* Instructions to follow *
Copy the records verbatim, starting at their first line and ending with the line that contains "x-tick-label: 7 — [428, 870, 447, 907]", with both of those lines included.

* Data in this exercise *
__________

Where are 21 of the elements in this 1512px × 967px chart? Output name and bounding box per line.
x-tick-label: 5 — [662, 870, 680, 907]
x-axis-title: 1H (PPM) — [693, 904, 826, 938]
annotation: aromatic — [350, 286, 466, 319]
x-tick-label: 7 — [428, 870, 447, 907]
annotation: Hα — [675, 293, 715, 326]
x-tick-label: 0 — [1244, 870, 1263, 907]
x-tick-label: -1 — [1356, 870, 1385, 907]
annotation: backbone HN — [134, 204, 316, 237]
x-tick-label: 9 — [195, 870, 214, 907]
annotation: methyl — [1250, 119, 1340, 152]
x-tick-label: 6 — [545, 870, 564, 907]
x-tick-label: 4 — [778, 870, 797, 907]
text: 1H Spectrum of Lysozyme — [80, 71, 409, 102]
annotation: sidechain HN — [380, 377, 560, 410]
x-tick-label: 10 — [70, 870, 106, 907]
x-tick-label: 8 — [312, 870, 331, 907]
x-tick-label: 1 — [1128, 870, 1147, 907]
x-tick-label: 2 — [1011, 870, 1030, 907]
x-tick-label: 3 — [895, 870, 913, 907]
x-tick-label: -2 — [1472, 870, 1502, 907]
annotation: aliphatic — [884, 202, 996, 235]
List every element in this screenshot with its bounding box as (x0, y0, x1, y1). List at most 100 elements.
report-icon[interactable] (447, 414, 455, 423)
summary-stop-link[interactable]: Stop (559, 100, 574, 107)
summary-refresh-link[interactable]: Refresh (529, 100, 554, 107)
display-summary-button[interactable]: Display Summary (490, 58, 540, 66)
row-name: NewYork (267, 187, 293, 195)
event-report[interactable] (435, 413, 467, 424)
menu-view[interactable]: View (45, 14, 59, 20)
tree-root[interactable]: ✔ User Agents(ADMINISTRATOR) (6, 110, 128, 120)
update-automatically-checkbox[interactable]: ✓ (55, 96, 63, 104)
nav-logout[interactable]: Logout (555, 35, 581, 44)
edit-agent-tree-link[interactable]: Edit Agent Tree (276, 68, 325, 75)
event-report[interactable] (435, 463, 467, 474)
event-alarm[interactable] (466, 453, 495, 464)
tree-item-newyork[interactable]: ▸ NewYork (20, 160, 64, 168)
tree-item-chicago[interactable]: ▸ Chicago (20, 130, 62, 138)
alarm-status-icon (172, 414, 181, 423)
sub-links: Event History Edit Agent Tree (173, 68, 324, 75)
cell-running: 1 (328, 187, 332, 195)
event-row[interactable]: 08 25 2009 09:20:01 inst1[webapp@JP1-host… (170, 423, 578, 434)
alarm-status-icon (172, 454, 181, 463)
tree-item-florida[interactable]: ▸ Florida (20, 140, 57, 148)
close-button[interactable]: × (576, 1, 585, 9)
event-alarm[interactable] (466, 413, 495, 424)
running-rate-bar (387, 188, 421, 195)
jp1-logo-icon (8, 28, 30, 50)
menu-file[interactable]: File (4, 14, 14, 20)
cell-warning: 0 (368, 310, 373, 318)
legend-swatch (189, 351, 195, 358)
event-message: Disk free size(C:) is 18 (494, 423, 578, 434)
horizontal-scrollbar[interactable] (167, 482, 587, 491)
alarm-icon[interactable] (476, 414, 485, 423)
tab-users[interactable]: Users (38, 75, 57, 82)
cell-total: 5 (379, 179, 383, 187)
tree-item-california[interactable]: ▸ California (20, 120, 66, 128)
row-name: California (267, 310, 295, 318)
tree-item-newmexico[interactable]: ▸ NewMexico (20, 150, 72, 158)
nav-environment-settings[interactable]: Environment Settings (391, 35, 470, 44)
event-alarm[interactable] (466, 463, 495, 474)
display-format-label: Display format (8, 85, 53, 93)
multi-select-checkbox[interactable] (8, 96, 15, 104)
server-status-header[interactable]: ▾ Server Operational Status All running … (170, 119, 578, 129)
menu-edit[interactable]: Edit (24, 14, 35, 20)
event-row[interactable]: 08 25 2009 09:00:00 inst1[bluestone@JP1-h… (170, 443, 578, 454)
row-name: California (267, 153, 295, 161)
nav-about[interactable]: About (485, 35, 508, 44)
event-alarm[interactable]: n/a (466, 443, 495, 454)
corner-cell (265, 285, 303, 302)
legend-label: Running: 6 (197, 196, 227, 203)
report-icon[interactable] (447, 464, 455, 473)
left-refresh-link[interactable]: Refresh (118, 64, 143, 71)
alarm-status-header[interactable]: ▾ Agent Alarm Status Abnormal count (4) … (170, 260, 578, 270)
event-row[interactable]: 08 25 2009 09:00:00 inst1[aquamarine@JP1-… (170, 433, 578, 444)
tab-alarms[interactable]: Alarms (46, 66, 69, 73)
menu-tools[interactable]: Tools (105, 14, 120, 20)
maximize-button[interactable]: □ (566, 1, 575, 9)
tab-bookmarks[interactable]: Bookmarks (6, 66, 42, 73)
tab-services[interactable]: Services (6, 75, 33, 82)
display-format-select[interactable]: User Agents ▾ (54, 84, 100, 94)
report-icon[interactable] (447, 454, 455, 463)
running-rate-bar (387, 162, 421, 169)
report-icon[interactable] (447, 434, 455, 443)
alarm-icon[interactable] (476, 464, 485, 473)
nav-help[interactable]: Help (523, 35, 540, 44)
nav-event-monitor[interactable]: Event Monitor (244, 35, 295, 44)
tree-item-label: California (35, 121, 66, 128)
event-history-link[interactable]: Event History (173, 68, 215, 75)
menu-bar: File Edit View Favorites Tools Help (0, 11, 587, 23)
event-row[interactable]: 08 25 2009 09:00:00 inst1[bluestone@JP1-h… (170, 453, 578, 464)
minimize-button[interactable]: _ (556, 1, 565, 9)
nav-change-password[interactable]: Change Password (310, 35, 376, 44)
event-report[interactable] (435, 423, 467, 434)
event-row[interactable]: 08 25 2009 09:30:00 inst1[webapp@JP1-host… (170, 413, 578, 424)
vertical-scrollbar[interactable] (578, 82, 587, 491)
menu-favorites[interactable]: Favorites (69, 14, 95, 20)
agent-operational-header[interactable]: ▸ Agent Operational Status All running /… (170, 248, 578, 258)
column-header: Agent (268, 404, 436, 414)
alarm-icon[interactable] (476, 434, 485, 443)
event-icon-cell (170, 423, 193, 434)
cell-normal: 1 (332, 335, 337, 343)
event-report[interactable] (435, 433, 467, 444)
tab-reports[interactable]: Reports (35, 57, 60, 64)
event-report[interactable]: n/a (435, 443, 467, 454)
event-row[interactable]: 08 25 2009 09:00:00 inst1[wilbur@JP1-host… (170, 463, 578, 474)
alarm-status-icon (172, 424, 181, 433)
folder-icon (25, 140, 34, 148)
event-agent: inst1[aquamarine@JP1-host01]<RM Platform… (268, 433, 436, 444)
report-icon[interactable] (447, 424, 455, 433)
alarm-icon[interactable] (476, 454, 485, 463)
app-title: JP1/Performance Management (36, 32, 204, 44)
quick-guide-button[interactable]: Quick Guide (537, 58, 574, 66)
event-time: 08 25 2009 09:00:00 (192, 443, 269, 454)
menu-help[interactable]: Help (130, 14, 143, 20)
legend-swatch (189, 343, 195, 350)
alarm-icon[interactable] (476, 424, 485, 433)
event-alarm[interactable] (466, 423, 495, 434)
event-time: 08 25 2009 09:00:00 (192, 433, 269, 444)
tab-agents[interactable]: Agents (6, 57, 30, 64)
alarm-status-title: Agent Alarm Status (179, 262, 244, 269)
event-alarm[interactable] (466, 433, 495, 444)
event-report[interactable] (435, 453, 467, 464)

__________

* Expected answer *
Where are 21 of the elements in this 1512px × 967px chart? Output name and bounding box per line.
x-tick-label: 5 — [662, 870, 680, 907]
x-axis-title: 1H (PPM) — [693, 904, 826, 938]
annotation: aromatic — [350, 286, 466, 319]
x-tick-label: 7 — [428, 870, 447, 907]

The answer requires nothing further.